# Stored entries
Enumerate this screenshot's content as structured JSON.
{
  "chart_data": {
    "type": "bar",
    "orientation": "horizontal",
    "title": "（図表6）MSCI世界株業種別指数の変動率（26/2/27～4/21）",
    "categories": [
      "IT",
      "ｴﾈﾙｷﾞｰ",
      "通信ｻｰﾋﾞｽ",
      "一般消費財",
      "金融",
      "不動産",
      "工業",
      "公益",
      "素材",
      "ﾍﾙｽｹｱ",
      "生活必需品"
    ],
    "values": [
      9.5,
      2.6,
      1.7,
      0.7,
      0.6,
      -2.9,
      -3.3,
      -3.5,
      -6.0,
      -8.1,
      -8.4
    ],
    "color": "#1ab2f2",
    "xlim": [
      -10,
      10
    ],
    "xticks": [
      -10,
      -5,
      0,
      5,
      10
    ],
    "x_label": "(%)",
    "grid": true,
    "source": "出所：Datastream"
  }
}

# Written request
Output every record above exactly as it appears.

# Expected answer
Enumerate this screenshot's content as structured JSON.
{
  "chart_data": {
    "type": "bar",
    "orientation": "horizontal",
    "title": "（図表6）MSCI世界株業種別指数の変動率（26/2/27～4/21）",
    "categories": [
      "IT",
      "ｴﾈﾙｷﾞｰ",
      "通信ｻｰﾋﾞｽ",
      "一般消費財",
      "金融",
      "不動産",
      "工業",
      "公益",
      "素材",
      "ﾍﾙｽｹｱ",
      "生活必需品"
    ],
    "values": [
      9.5,
      2.6,
      1.7,
      0.7,
      0.6,
      -2.9,
      -3.3,
      -3.5,
      -6.0,
      -8.1,
      -8.4
    ],
    "color": "#1ab2f2",
    "xlim": [
      -10,
      10
    ],
    "xticks": [
      -10,
      -5,
      0,
      5,
      10
    ],
    "x_label": "(%)",
    "grid": true,
    "source": "出所：Datastream"
  }
}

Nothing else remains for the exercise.